## Set problem
Select every line containing the word "mittit" from the material, and copy those lines.

## Data excerpts
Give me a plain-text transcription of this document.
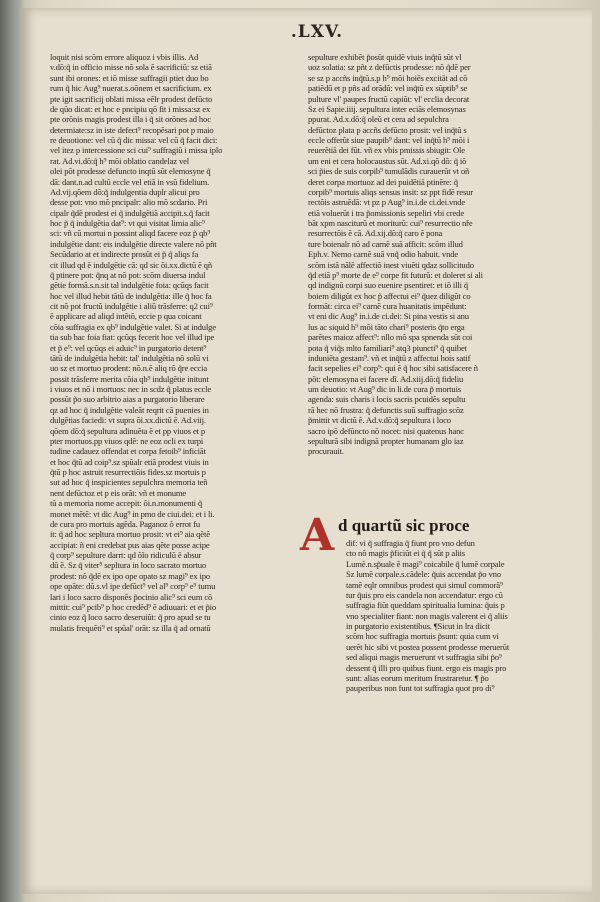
.LXV.
loquit nisi scõm errore aliquoz i vbis illis. Ad
v.dõ:q̃ in officio misse nõ sola ẽ sacrificiũ: sz etiã
sunt ibi orones: et iõ misse suffragii ptiet duo bo
rum q̃ hic Aug⁹ nuerat.s.oõnem et sacrificium. ex
pte igit sacrificij oblati missa eẽlr prodest defũcto
de qũo dicat: et hoc e pncipiu qõ fit i missa:sz ex
pte orõnis magis prodest illa i q̃ sit orõnes ad hoc
determiate:sz in iste defect⁹ recopẽsari pot p maio
re deuotione: vel cũ q̃ dic missa: vel cũ q̃ facit dici:
vel itez p intercessione sci cui⁹ suffragiũ i missa iplo
rat. Ad.vi.dõ:q̃ h⁹ mõi oblatio candelaz vel
olei põt prodesse defuncto inqtũ sũt elemosyne q̃
dã: dant.n.ad cultũ eccle vel etiã in vsũ fidelium.
Ad.vij.qõem dõ:q̃ indulgentia duplr alicui pro
desse pot: vno mõ pncipalr: alio mõ scdario. Pri
cipalr q̃dẽ prodest ei q̃ indulgẽtiã accipit.s.q̃ facit
hoc p̃ q̃ indulgẽtia dat⁹: vt qui visitat limia alic⁹
sci: vñ cũ mortui n possint aliqd facere eoz p̃ qb⁹
indulgẽtie dant: eis indulgẽtie directe valere nõ pñt
Secũdario at et indirecte prosũt ei p̃ q̃ aliqs fa
cit illud qd ẽ indulgẽtie cã: qd sic õi.xx.dictũ ẽ qñ
q̃ ptinere pot: q̃nq at nõ pot: scõm diuersa indul
gẽtie formã.s.n.sit tal indulgẽtie foia: qcũqs facit
hoc vel illud hebit tãtũ de indulgẽtia: ille q̃ hoc fa
cit nõ pot fructũ indulgẽtie i aliũ trãsferre: q2 cui⁹
ẽ applicare ad aliqd intẽtõ, eccie p qua coicant
cõia suffragia ex qb⁹ indulgẽtie valet. Si at indulge
tia sub hac foia fiat: qcũqs fecerit hoc vel illud ipe
et p̃ e⁹: vel qcũqs ei aduic⁹ in purgatorio detent⁹
tãtũ de indulgẽtia hebit: tal' indulgẽtia nõ solũ vi
uo sz et mortuo prodent: nõ.n.ẽ aliq rõ q̃re eccia
possit trãsferre merita cõia qb⁹ indulgẽtie initunt
i viuos et nõ i mortuos: nec in scdz q̃ platus eccle
possũt p̃o suo arbitrio aias a purgatorio liberare
qz ad hoc q̃ indulgẽtie valeãt reqrit cã puenies in
dulgẽtias faciedi: vt supra õi.xx.dictũ ẽ. Ad.viij.
qõem dõ:q̃ sepultura adinuẽta ẽ et pp viuos et p
pter mortuos.pp viuos qdẽ: ne eoz ocli ex turpi
tudine cadauez offendat et corpa fetoib⁹ inficiãt
et hoc q̃tũ ad coip⁹.sz spũalr etiã prodest viuis in
q̃tũ p hoc astruit resurrectiõis fides.sz mortuis p
sut ad hoc q̃ inspicientes sepulchra memoria teñ
nent defũctoz et p eis orãt: vñ et monume
tũ a memoria nome accepit: õi.n.monumenti q̃
monet mẽtẽ: vt dic Aug⁹ in pmo de ciui.dei: et i li.
de cura pro mortuis agẽda. Paganoz õ errot fu
it: q̃ ad hoc sepltura mortuo prosit: vt ei⁹ aia qẽtẽ
accipiat: ñ eni credebat pus aias qẽte posse acipe
q̃ corp⁹ sepulture darrt: qd õĩo ridiculũ ẽ absur
dũ ẽ. Sz q̃ viter⁹ sepltura in loco sacrato mortuo
prodest: nõ q̃dẽ ex ipo ope opato sz magi⁹ ex ipo
ope opãte: dũ.s.vl ipe defũct⁹ vel al⁹ corp⁹ e⁹ tumu
lari i loco sacro disponẽs p̃ocinio alic⁹ sci eum cõ
mittit: cui⁹ pcib⁹ p hoc credẽd⁹ ẽ adiuuari: et et p̃io
cinio eoz q̃ loco sacro deseruiũt: q̃ pro apud se tu
mulatis frequẽti⁹ et spũal' orãt: sz illa q̃ ad ornatũ
sepulture exhibẽt p̃osũt quidẽ viuis inq̃tũ sũt vl
uoz solatia: sz pñt z defũctis prodesse: nõ q̃dẽ per
se sz p accñs inq̃tũ.s.p h⁹ mõi hoiẽs excitãt ad cõ
patiẽdũ et p pñs ad orãdũ: vel inq̃tũ ex sũptib⁹ se
pulture vl' paupes fructũ capiũt: vl' ecclia decorat
Sz ei Sapie.iiij. sepultura inter eciãs elemosynas
ppurat. Ad.x.dõ:q̃ oleũ et cera ad sepulchra
defũctoz plata p accñs defũcto prosit: vel inq̃tũ s
eccle offerũt siue paupib⁹ dant: vel inq̃tũ h⁹ mõi i
reuerẽtiã dei fũt. vñ ex vbis pmissis sbiugit: Ole
um eni et cera holocaustus sũt. Ad.xi.qõ dõ: q̃ iõ
sci p̃ies de suis corpib⁹ tumulãdis curauerũt vt oñ
deret corpa mortuoz ad dei puidẽtiã ptinẽre: q̃
corpib⁹ mortuis aliqs sensus insit: sz ppt fidẽ resur
rectõis astruẽdã: vt pz p Aug⁹ in.i.de ci.dei.vnde
etiã voluerũt i tra p̃omissionis sepeliri vbi crede
bãt xpm nasciturũ et moriturũ: cui⁹ resurrectio nře
resurrectõis ẽ cã. Ad.xij.dõ:q̃ caro ẽ pona
ture boienalr nõ ad carnẽ suã afficit: scõm illud
Eph.v. Nemo carnẽ suã vnq̃ odio habuit. vnde
scõm istã nãlẽ affectiõ inest viuẽti qdaz sollicitudo
q̃d etiã p⁹ morte de e⁹ corpe fit futurũ: et doleret si ali
qd indignũ corpi suo euenire psentiret: et iõ illi q̃
boiem diligũt ex hoc p̃ affectui ei⁹ q̃uez diligũt co
formãt: circa ei⁹ carnẽ cura huanitatis impẽdunt:
vt eni dic Aug⁹ in.i.de ci.dei: Si pina vestis si anu
lus ac siquid h⁹ mõi tãto chari⁹ posteris q̃to erga
parẽtes maioz affect⁹: nllo mõ spa spnenda sũt coi
pota q̃ viq̃s mlto familiari⁹ atq3 piuncti⁹ q̃ quibet
induniẽta gestam⁹. vñ et inq̃tũ z affectui hois satif
facit sepelies ei⁹ corp⁹: qui ẽ q̃ hoc sibi satisfacere ñ
põt: elemosyna ei facere dĩ. Ad.xiij.dõ:q̃ fideliu
um deuotio: vt Aug⁹ dic in li.de cura p̃ mortuis
agenda: suis charis i locis sacris pcuidẽs sepultu
rã hec nõ frustra: q̃ defunctis suũ suffragio scõz
p̃mittit vt dictũ ẽ. Ad.v.dõ:q̃ sepultura i loco
sacro ipõ defũncto nõ nocet: nisi quatenus hanc
sepulturã sibi indignã propter humanam glo iaz
procurauit.
A d quartũ sic proce
dif: vi q̃ suffragia q̃ fiunt pro vno defun
cto nõ magis p̃ficiũt ei q̃ q̃ sũt p aliis
Lumẽ.n.sp̃uale ẽ magi⁹ coicabile q̃ lumẽ corpale
Sz lumẽ corpale.s.cãdele: q̃uis accendat p̃o vno
tamẽ eqlr omnibus prodest qui simul commorã⁹
tur q̃uis pro eis candela non accendatur: ergo cũ
suffragia fiũt queddam spiritualia lumina: q̃uis p
vno specialiter fiant: non magis valerent ei q̃ aliis
in purgatorio existentibus. ¶Sicut in lra dicit
scõm hoc suffragia mortuis p̃sunt: quia cum vi
uerẽt hic sibi vt postea possent prodesse meruerũt
sed aliqui magis meruerunt vt suffragia sibi p̃o⁹
dessent q̃ illi pro quibus fiunt. ergo eis magis pro
sunt: alias eorum meritum frustraretur. ¶ p̃o
pauperibus non funt tot suffragia quot pro di⁹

## Solved problem
mittit: cui⁹ pcib⁹ p hoc credẽd⁹ ẽ adiuuari: et et p̃io
p̃mittit vt dictũ ẽ. Ad.v.dõ:q̃ sepultura i loco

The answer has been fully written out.